**Given instruction**
Give the count of lines containing the string "申请事项", with no other output.
━━━━
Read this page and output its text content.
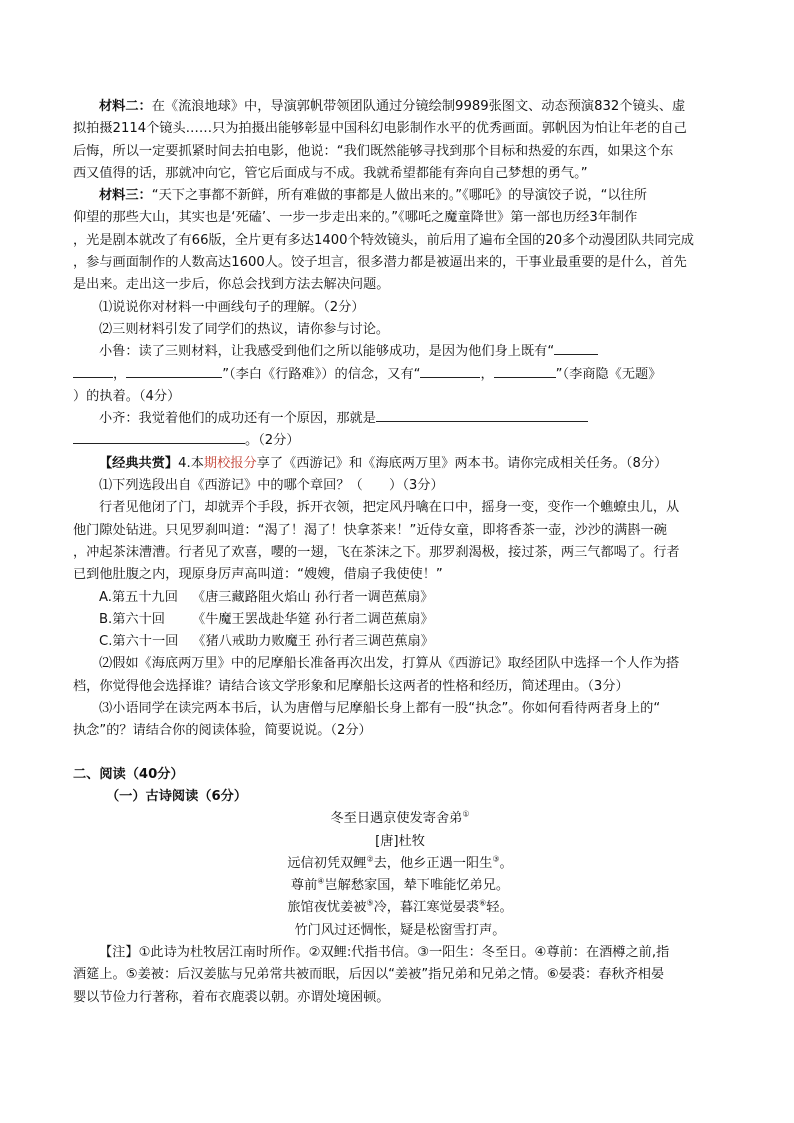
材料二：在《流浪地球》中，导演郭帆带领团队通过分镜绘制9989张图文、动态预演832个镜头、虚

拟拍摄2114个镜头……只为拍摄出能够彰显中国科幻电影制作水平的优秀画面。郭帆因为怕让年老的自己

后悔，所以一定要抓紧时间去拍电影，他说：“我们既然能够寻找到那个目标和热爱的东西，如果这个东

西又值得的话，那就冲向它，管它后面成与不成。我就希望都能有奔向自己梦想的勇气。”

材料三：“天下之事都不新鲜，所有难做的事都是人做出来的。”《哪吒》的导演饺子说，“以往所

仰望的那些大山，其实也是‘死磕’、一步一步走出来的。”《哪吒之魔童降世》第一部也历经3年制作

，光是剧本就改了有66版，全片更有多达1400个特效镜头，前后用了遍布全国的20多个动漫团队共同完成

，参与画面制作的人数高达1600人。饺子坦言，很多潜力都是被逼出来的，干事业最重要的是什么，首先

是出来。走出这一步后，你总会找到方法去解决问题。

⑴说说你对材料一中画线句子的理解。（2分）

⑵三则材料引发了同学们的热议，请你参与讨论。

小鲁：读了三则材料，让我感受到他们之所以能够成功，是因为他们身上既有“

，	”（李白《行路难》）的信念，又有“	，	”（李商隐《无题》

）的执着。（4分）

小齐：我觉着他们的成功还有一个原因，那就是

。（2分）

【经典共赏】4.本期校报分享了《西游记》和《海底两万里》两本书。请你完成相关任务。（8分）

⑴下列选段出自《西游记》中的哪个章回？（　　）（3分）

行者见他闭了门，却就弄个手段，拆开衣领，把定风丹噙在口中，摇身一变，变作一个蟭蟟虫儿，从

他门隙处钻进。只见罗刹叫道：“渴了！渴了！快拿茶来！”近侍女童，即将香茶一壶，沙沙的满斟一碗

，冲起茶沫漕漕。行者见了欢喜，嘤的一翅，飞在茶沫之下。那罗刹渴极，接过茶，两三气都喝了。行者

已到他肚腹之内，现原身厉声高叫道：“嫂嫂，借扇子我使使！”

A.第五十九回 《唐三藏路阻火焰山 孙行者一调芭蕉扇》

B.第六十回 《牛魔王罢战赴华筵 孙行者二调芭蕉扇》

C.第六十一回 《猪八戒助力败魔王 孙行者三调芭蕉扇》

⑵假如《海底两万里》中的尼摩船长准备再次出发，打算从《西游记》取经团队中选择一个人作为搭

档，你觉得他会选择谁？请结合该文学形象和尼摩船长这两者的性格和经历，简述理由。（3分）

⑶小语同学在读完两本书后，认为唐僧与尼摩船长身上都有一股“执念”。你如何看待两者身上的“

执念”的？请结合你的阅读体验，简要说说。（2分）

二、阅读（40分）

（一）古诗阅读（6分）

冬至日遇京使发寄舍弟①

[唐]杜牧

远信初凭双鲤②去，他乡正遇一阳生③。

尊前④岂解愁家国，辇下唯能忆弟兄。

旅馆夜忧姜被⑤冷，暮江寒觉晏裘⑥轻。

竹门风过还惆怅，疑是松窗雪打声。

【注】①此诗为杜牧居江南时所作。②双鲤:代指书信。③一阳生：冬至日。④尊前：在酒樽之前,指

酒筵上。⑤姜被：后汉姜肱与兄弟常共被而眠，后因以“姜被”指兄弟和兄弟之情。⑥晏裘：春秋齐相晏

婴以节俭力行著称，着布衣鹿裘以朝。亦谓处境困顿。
━━━━
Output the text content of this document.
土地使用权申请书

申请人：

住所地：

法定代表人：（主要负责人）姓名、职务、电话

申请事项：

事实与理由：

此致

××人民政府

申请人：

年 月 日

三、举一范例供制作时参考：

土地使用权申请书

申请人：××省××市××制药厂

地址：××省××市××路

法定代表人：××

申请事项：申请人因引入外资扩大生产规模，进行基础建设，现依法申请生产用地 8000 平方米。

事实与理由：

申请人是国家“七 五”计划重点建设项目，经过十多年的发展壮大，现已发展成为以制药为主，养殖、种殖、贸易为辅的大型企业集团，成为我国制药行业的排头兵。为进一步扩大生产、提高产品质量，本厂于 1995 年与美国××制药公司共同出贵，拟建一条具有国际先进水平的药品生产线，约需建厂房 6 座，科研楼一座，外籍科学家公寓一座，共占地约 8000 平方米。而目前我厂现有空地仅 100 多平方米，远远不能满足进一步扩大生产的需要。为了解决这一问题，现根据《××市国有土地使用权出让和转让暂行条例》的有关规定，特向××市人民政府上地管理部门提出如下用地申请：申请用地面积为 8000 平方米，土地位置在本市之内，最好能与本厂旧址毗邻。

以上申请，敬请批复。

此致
━━━━
**Worked answer**
2